[Dataset entries]
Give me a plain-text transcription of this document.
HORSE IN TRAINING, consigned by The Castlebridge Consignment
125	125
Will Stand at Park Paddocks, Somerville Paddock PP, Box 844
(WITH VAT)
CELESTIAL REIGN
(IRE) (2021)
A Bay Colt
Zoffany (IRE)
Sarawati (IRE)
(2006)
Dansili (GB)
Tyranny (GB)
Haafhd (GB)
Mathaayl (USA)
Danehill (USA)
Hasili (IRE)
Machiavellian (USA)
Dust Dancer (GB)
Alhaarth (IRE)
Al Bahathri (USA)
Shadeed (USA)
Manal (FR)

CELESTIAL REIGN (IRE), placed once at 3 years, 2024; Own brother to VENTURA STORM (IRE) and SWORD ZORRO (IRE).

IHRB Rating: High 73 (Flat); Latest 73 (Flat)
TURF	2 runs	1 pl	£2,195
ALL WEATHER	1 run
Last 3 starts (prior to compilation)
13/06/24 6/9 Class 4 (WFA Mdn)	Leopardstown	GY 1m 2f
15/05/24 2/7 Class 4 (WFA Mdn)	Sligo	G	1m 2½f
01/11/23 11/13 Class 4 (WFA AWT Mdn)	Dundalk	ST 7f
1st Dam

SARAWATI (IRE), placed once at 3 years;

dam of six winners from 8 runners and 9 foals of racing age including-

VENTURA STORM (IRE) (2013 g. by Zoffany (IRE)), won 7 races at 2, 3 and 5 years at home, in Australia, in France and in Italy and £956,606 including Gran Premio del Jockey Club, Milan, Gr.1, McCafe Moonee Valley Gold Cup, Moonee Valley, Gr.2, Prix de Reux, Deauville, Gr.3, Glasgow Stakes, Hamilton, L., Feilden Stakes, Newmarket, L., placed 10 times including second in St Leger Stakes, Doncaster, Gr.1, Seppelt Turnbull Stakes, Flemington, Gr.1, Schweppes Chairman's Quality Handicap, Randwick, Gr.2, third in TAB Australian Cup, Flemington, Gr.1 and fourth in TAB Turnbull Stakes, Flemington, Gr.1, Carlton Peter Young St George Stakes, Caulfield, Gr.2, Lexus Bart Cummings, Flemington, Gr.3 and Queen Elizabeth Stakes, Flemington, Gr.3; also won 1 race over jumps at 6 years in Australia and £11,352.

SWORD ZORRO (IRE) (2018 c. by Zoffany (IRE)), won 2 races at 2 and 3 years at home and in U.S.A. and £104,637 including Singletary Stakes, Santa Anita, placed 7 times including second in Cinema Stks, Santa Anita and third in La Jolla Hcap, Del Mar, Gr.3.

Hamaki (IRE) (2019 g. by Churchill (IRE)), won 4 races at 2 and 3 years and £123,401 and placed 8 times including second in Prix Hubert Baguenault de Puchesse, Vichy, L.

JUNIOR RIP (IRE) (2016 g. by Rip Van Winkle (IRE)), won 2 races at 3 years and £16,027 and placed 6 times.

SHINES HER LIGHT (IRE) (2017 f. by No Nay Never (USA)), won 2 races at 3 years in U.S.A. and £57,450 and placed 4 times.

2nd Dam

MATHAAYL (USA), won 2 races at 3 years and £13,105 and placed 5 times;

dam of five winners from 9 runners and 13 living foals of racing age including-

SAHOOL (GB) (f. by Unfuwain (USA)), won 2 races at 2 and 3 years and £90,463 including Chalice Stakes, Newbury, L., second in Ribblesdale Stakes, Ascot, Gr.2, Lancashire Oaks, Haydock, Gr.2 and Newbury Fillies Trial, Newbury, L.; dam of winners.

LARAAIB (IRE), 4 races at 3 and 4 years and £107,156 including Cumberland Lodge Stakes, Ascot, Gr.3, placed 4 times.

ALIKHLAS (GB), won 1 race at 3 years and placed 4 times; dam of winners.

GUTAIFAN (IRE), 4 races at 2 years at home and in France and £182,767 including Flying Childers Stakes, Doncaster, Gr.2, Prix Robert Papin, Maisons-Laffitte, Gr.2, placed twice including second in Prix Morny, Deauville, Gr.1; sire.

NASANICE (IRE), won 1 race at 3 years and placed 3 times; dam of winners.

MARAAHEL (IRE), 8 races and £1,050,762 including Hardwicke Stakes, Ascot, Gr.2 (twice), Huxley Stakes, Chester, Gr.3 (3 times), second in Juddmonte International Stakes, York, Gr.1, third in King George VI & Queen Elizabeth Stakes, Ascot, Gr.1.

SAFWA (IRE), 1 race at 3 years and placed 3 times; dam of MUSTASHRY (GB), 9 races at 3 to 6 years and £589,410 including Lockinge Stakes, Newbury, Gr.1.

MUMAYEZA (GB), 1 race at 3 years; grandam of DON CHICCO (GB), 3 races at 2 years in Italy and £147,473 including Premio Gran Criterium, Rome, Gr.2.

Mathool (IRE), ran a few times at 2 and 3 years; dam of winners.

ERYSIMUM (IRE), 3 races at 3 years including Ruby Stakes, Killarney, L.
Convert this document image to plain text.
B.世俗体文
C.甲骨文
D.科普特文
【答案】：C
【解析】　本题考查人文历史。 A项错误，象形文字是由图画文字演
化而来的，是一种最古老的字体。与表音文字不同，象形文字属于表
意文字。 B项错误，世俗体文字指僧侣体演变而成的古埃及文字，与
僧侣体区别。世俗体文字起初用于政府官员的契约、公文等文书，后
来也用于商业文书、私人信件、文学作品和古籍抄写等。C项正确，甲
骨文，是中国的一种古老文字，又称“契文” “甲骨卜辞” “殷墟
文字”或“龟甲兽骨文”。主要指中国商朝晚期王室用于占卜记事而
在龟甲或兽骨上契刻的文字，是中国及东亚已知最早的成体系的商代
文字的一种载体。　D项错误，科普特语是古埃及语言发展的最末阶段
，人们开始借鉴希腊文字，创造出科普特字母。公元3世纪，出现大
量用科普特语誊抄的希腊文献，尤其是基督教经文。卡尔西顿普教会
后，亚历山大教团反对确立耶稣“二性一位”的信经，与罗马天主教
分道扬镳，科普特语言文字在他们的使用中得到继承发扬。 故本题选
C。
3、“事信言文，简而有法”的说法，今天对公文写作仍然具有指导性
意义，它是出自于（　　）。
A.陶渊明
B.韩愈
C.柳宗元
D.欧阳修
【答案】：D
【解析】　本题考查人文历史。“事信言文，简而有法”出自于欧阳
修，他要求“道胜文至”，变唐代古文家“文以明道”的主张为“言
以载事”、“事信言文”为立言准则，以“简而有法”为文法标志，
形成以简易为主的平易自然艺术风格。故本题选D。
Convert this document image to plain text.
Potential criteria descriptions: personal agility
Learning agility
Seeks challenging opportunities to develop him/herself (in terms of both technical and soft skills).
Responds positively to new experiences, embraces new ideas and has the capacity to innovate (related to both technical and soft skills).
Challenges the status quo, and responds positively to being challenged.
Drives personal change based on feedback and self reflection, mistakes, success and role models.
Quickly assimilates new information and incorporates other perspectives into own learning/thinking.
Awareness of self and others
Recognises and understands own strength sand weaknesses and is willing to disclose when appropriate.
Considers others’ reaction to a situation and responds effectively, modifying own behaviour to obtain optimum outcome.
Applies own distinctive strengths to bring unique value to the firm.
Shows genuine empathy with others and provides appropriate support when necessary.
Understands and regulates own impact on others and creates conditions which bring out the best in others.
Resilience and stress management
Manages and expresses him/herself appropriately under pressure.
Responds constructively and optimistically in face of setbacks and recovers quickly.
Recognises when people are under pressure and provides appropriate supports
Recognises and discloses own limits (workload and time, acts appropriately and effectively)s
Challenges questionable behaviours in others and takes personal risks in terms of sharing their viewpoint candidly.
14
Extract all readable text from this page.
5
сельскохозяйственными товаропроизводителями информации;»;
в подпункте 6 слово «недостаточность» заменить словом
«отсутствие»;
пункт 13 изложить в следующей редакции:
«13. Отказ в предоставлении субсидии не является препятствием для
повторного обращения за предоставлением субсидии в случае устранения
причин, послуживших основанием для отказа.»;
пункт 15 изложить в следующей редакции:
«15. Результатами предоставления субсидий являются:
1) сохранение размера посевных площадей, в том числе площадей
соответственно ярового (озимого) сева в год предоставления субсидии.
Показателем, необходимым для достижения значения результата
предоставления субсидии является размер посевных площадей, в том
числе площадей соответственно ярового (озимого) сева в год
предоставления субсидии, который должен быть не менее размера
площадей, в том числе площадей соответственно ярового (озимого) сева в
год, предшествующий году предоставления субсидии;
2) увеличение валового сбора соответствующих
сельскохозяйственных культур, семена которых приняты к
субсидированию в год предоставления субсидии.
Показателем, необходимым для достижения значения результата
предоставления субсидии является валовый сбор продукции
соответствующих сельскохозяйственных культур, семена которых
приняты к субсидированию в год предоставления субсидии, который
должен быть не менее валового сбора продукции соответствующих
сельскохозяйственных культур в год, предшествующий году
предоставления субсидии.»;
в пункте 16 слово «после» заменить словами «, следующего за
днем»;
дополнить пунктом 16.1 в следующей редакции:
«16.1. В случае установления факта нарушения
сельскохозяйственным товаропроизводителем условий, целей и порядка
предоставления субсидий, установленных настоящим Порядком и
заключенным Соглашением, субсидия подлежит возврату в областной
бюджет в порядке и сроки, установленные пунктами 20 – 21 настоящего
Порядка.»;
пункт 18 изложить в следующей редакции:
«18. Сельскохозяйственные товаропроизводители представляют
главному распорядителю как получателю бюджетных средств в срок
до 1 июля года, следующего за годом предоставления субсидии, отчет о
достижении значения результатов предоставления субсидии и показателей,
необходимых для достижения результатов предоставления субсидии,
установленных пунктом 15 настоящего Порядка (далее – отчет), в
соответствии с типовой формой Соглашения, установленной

» **DO THIS**:
How many lines of these entries contain "runners"? Answer with the number and nothing else.

» **SOLUTION TO THIS TASK**:
2